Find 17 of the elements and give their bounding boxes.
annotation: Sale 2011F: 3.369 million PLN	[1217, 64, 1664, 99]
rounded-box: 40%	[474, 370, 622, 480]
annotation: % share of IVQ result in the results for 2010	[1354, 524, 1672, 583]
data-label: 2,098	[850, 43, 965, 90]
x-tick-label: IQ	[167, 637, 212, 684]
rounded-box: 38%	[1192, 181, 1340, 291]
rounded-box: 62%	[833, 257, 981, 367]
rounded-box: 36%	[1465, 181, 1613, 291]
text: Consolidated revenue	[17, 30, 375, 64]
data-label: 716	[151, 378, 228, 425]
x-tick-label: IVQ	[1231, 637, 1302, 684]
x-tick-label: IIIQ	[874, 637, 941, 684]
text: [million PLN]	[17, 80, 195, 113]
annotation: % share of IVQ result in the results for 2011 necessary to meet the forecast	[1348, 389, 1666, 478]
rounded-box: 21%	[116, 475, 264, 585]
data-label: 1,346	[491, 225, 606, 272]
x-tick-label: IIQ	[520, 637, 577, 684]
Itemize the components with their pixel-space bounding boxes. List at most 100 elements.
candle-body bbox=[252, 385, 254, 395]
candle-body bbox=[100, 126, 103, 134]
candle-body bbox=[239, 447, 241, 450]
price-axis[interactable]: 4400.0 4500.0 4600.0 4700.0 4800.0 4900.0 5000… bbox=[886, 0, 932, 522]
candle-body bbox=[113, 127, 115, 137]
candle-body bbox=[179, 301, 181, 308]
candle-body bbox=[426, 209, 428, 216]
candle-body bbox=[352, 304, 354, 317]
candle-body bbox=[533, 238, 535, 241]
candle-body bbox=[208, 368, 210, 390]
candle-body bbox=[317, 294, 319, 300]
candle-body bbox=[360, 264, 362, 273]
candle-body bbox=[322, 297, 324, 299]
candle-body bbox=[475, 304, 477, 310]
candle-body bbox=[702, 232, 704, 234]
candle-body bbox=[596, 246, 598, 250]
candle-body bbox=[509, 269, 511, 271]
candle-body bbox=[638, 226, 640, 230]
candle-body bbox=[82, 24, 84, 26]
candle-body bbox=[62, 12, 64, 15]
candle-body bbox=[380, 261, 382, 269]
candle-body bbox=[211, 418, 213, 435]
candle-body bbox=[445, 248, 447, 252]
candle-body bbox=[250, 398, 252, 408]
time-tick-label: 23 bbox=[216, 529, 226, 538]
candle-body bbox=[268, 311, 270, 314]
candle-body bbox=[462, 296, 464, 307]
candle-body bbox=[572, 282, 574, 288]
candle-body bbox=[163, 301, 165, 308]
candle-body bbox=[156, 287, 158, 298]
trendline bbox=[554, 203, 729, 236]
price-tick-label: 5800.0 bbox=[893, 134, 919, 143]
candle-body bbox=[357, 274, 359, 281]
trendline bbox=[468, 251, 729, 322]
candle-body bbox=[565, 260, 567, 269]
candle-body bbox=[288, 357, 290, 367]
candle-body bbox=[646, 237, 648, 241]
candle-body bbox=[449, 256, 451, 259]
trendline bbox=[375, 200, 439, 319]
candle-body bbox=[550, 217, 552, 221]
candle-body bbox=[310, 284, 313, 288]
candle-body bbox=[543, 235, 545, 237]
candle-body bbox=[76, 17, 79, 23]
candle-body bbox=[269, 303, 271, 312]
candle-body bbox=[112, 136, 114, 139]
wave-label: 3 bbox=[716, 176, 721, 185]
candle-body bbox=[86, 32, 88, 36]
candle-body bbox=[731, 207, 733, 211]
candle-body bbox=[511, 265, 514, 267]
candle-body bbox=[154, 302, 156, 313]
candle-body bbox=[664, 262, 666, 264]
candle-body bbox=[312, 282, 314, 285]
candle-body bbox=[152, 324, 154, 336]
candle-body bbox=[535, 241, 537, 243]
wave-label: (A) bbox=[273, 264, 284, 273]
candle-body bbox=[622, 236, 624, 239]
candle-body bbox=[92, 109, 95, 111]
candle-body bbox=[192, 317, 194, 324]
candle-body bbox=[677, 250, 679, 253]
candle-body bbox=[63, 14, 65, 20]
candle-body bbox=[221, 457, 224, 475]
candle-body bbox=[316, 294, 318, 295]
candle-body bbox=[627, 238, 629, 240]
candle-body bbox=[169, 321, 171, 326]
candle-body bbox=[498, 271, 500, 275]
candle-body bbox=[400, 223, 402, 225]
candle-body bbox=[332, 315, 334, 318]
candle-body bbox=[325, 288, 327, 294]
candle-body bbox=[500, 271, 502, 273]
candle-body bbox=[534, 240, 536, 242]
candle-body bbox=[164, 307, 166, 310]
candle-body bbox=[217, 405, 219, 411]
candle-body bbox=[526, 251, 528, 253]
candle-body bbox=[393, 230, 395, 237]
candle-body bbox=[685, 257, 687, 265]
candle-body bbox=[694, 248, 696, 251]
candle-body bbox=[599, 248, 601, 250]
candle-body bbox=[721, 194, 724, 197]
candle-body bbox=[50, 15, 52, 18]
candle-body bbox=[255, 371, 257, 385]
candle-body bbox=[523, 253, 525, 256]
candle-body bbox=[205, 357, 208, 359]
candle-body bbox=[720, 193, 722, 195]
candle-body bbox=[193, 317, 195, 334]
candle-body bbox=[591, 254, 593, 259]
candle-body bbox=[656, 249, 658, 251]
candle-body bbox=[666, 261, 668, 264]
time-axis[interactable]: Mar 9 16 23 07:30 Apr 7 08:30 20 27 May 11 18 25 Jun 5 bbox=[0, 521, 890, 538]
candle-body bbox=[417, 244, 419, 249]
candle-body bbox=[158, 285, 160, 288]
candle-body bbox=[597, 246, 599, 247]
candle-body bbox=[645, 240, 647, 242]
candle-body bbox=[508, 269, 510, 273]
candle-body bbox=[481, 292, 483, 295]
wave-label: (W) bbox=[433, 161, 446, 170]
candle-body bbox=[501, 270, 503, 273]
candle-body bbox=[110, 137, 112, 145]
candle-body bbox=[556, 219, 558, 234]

▶ _WHAT YOU HAVE TO DO_:
Copy out every line of the material above, word for word and in the same order.

▶ _ANSWER FOR THE TASK_:
Find 17 of the elements and give their bounding boxes.
annotation: Sale 2011F: 3.369 million PLN	[1217, 64, 1664, 99]
rounded-box: 40%	[474, 370, 622, 480]
annotation: % share of IVQ result in the results for 2010	[1354, 524, 1672, 583]
data-label: 2,098	[850, 43, 965, 90]
x-tick-label: IQ	[167, 637, 212, 684]
rounded-box: 38%	[1192, 181, 1340, 291]
rounded-box: 62%	[833, 257, 981, 367]
rounded-box: 36%	[1465, 181, 1613, 291]
text: Consolidated revenue	[17, 30, 375, 64]
data-label: 716	[151, 378, 228, 425]
x-tick-label: IVQ	[1231, 637, 1302, 684]
x-tick-label: IIIQ	[874, 637, 941, 684]
text: [million PLN]	[17, 80, 195, 113]
annotation: % share of IVQ result in the results for 2011 necessary to meet the forecast	[1348, 389, 1666, 478]
rounded-box: 21%	[116, 475, 264, 585]
data-label: 1,346	[491, 225, 606, 272]
x-tick-label: IIQ	[520, 637, 577, 684]
Itemize the components with their pixel-space bounding boxes. List at most 100 elements.
candle-body bbox=[252, 385, 254, 395]
candle-body bbox=[100, 126, 103, 134]
candle-body bbox=[239, 447, 241, 450]
price-axis[interactable]: 4400.0 4500.0 4600.0 4700.0 4800.0 4900.0 5000… bbox=[886, 0, 932, 522]
candle-body bbox=[113, 127, 115, 137]
candle-body bbox=[179, 301, 181, 308]
candle-body bbox=[426, 209, 428, 216]
candle-body bbox=[352, 304, 354, 317]
candle-body bbox=[533, 238, 535, 241]
candle-body bbox=[208, 368, 210, 390]
candle-body bbox=[317, 294, 319, 300]
candle-body bbox=[360, 264, 362, 273]
candle-body bbox=[322, 297, 324, 299]
candle-body bbox=[475, 304, 477, 310]
candle-body bbox=[702, 232, 704, 234]
candle-body bbox=[596, 246, 598, 250]
candle-body bbox=[509, 269, 511, 271]
candle-body bbox=[638, 226, 640, 230]
candle-body bbox=[82, 24, 84, 26]
candle-body bbox=[62, 12, 64, 15]
candle-body bbox=[380, 261, 382, 269]
candle-body bbox=[211, 418, 213, 435]
candle-body bbox=[445, 248, 447, 252]
candle-body bbox=[250, 398, 252, 408]
time-tick-label: 23 bbox=[216, 529, 226, 538]
candle-body bbox=[268, 311, 270, 314]
candle-body bbox=[462, 296, 464, 307]
candle-body bbox=[572, 282, 574, 288]
candle-body bbox=[163, 301, 165, 308]
candle-body bbox=[156, 287, 158, 298]
trendline bbox=[554, 203, 729, 236]
price-tick-label: 5800.0 bbox=[893, 134, 919, 143]
candle-body bbox=[357, 274, 359, 281]
trendline bbox=[468, 251, 729, 322]
candle-body bbox=[565, 260, 567, 269]
candle-body bbox=[288, 357, 290, 367]
candle-body bbox=[646, 237, 648, 241]
candle-body bbox=[449, 256, 451, 259]
trendline bbox=[375, 200, 439, 319]
candle-body bbox=[550, 217, 552, 221]
candle-body bbox=[310, 284, 313, 288]
candle-body bbox=[543, 235, 545, 237]
candle-body bbox=[76, 17, 79, 23]
candle-body bbox=[269, 303, 271, 312]
candle-body bbox=[112, 136, 114, 139]
wave-label: 3 bbox=[716, 176, 721, 185]
candle-body bbox=[86, 32, 88, 36]
candle-body bbox=[731, 207, 733, 211]
candle-body bbox=[511, 265, 514, 267]
candle-body bbox=[154, 302, 156, 313]
candle-body bbox=[664, 262, 666, 264]
candle-body bbox=[312, 282, 314, 285]
candle-body bbox=[152, 324, 154, 336]
candle-body bbox=[535, 241, 537, 243]
wave-label: (A) bbox=[273, 264, 284, 273]
candle-body bbox=[622, 236, 624, 239]
candle-body bbox=[92, 109, 95, 111]
candle-body bbox=[192, 317, 194, 324]
candle-body bbox=[677, 250, 679, 253]
candle-body bbox=[63, 14, 65, 20]
candle-body bbox=[221, 457, 224, 475]
candle-body bbox=[316, 294, 318, 295]
candle-body bbox=[627, 238, 629, 240]
candle-body bbox=[169, 321, 171, 326]
candle-body bbox=[498, 271, 500, 275]
candle-body bbox=[400, 223, 402, 225]
candle-body bbox=[332, 315, 334, 318]
candle-body bbox=[325, 288, 327, 294]
candle-body bbox=[500, 271, 502, 273]
candle-body bbox=[534, 240, 536, 242]
candle-body bbox=[164, 307, 166, 310]
candle-body bbox=[217, 405, 219, 411]
candle-body bbox=[526, 251, 528, 253]
candle-body bbox=[393, 230, 395, 237]
candle-body bbox=[685, 257, 687, 265]
candle-body bbox=[694, 248, 696, 251]
candle-body bbox=[599, 248, 601, 250]
candle-body bbox=[721, 194, 724, 197]
candle-body bbox=[50, 15, 52, 18]
candle-body bbox=[255, 371, 257, 385]
candle-body bbox=[523, 253, 525, 256]
candle-body bbox=[205, 357, 208, 359]
candle-body bbox=[720, 193, 722, 195]
candle-body bbox=[193, 317, 195, 334]
candle-body bbox=[591, 254, 593, 259]
candle-body bbox=[656, 249, 658, 251]
candle-body bbox=[666, 261, 668, 264]
time-axis[interactable]: Mar 9 16 23 07:30 Apr 7 08:30 20 27 May 11 18 25 Jun 5 bbox=[0, 521, 890, 538]
candle-body bbox=[417, 244, 419, 249]
candle-body bbox=[158, 285, 160, 288]
candle-body bbox=[597, 246, 599, 247]
candle-body bbox=[645, 240, 647, 242]
candle-body bbox=[508, 269, 510, 273]
candle-body bbox=[481, 292, 483, 295]
wave-label: (W) bbox=[433, 161, 446, 170]
candle-body bbox=[501, 270, 503, 273]
candle-body bbox=[110, 137, 112, 145]
candle-body bbox=[556, 219, 558, 234]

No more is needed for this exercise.